◆ **Trecho do texto**
::::::::::
A inflação oficial do Brasil caiu 0,32% em agosto, depois de subir 0,07% em julho. É o IPCA, divulgado pelo IBGE nesta sexta-feira (11). O Poder360 publicou às 9h08, com Simone Kafruni, de Brasília. No ano, o índice acumula 3,11%. Em 12 meses ficou em 4,22%, abaixo dos 4,44% do período anterior e abaixo do teto da meta. Em agosto de 2025, tinha recuado 0,11%.
Habitação puxou a queda, com deflação de 1,87%, a maior para um agosto desde o Plano Real. Energia elétrica residencial caiu 7,63% e tirou 0,33 ponto do IPCA. O motivo: o bônus de Itaipu creditado nas faturas de agosto. A bandeira amarela ficou, com adicional de R$ 1,885 a cada 100 kWh.
Transportes recuou 0,86%. Passagens aéreas despencaram 13,17%. Combustíveis caíram 0,91%: etanol -3,95%, diesel -0,80%, gasolina -0,59%. Só o GNV subiu, 2,62%. Alimentação e bebidas recuou 0,34%. No domicílio, -0,61%. Batata-inglesa -19,89%, cenoura -11,22%, cebola -11,07%, tomate -10,94%, ovo -4,15%, café moído -1,86%. Leite longa vida, frutas e carnes subiram.
::::::::::
◆ **Conjunto de itens**
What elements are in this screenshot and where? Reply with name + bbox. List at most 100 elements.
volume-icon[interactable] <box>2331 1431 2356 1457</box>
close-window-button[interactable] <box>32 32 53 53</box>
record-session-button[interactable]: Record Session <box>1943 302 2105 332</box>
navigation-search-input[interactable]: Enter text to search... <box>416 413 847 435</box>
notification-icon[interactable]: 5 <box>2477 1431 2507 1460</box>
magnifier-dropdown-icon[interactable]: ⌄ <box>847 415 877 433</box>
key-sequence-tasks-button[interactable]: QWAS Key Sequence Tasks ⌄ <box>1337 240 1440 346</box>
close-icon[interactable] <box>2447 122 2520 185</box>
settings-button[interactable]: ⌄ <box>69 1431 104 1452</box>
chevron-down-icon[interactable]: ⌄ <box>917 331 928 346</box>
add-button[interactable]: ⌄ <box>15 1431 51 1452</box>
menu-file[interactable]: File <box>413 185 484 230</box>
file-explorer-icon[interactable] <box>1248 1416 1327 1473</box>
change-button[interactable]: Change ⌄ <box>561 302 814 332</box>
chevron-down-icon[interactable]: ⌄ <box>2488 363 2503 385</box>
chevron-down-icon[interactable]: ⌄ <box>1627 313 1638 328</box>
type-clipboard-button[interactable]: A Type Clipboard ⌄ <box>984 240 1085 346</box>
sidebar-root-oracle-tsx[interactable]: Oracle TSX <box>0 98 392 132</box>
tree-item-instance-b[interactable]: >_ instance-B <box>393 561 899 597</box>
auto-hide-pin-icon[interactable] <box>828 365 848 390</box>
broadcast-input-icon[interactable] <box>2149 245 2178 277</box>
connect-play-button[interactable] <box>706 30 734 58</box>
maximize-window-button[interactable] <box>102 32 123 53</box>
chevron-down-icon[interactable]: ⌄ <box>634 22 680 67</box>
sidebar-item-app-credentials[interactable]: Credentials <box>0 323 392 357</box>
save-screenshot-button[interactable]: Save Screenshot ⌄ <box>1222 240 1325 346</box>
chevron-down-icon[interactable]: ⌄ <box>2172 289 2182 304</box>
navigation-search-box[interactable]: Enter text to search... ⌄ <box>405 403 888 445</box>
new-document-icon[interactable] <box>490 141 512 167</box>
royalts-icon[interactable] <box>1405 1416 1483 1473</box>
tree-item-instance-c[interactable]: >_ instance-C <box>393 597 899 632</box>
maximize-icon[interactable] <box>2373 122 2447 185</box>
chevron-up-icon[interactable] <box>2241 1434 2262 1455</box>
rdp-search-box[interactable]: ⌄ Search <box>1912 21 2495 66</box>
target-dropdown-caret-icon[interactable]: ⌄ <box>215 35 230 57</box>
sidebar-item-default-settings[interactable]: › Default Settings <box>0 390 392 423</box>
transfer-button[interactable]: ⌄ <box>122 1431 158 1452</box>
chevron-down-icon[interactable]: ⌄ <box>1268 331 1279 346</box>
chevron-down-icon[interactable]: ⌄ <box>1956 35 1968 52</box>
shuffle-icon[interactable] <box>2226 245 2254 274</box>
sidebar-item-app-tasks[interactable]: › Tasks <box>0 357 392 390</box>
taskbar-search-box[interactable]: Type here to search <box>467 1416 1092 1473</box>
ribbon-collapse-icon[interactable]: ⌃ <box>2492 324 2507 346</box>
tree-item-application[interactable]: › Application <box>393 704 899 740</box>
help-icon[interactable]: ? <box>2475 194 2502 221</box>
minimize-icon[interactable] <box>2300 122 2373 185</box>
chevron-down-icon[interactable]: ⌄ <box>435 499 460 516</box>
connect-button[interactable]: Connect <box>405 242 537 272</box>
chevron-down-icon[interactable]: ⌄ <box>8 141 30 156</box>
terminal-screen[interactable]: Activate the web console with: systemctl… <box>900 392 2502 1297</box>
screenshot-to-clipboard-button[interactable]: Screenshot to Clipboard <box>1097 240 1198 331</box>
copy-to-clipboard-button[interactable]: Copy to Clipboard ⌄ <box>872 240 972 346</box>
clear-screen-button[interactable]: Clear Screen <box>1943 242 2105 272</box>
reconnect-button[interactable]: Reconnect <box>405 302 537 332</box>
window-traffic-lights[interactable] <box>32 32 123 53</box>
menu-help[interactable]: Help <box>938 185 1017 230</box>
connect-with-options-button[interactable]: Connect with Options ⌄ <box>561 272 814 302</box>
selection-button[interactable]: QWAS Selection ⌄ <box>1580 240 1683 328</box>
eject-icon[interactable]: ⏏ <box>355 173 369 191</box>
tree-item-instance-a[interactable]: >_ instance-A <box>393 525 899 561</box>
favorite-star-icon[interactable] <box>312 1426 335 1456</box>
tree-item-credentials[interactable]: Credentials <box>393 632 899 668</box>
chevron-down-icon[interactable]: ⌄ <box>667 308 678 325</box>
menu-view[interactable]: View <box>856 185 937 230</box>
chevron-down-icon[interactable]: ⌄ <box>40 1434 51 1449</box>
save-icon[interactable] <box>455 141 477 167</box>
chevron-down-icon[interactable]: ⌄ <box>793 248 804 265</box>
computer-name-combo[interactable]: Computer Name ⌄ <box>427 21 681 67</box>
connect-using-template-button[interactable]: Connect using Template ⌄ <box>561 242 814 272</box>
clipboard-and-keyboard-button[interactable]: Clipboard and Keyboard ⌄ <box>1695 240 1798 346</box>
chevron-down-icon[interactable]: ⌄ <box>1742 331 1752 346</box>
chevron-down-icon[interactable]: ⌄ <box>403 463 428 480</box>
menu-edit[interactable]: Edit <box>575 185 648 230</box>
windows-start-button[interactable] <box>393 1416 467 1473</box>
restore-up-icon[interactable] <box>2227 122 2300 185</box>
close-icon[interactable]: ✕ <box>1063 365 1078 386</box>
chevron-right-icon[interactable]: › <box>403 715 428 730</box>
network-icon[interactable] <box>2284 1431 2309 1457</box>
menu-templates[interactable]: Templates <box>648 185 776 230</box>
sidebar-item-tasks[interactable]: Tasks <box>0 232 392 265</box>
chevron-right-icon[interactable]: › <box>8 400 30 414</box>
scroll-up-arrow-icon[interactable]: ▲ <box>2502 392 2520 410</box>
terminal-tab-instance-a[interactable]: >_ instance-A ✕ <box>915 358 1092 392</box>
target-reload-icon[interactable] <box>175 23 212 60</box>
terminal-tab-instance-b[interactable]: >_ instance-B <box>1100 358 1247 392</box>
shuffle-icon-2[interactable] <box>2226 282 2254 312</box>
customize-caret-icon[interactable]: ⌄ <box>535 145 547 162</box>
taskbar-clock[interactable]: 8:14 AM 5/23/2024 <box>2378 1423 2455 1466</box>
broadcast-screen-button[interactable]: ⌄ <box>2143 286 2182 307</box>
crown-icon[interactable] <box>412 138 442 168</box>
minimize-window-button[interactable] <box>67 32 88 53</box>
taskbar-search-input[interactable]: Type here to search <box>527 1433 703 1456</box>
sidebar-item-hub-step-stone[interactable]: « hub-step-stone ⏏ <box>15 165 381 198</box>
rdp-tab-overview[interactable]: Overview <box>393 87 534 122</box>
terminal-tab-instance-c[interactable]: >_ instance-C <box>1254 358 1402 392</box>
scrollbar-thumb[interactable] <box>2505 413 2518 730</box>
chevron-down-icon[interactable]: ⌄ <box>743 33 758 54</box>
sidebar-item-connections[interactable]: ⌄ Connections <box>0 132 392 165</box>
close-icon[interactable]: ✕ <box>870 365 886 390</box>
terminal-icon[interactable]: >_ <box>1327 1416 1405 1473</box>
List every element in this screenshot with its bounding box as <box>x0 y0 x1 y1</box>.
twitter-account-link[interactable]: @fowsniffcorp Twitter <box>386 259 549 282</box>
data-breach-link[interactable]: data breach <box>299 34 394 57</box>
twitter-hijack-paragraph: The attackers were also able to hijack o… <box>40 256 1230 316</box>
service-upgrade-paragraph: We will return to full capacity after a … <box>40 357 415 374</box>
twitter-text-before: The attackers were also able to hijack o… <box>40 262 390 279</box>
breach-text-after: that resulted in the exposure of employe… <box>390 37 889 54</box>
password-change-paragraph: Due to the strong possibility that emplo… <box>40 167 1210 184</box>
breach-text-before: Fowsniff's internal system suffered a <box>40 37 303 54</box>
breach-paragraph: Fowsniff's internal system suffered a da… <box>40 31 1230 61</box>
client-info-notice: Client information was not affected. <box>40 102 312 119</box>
::::::::::
◆ **Ação necessária 1**
Reproduza, do texto sobre a inflação de agosto, o trecho que vai de "A inflação oficial" até "tinha recuado 0,11%.".
◆ **Ação necessária 2**
Responda com base no texto sobre a inflação de agosto:
(a) Quanto o IPCA acumula no ano?
(b) Qual foi a queda da energia elétrica residencial?
(c) Qual combustível subiu, e quanto?
◆ **Ação necessária 3**
Dê prosseguimento ao texto sobre a inflação de agosto a partir do ponto em que ele termina.

◆ **Resposta 1**
A inflação oficial do Brasil caiu 0,32% em agosto, depois de subir 0,07% em julho. É o IPCA, divulgado pelo IBGE nesta sexta-feira (11). O Poder360 publicou às 9h08, com Simone Kafruni, de Brasília. No ano, o índice acumula 3,11%. Em 12 meses ficou em 4,22%, abaixo dos 4,44% do período anterior e abaixo do teto da meta. Em agosto de 2025, tinha recuado 0,11%.

◆ **Resposta 2**
(a) 3,11%.
(b) 7,63%.
(c) O GNV, com alta de 2,62%.

◆ **Resposta 3**
O cigarro puxou a alta
Despesas pessoais teve a maior alta, 1,30%, e o maior impacto positivo, 0,13 ponto. Cigarro subiu 19,59% e sozinho pesou 0,11 ponto. Artigos de residência +0,64%, Educação +0,47%, Saúde +0,23%, Vestuário +0,12%.
O resultado entra na reta eleitoral. A Fazenda de Fernando Haddad ganha um número para vender desaceleração. O núcleo ainda depende de energia subsidiada e de alimentos em queda. Sem o bônus de Itaipu, o IPCA de agosto seria outro.
Abaixo do teto, com asterisco
Acumulado em 12 meses em 4,22% fica dentro da banda. Especialistas já trataram o alívio como pontual. O Copom olha o núcleo, não só a conta de luz. O dado, porém, é o que o Palácio precisava nesta sexta.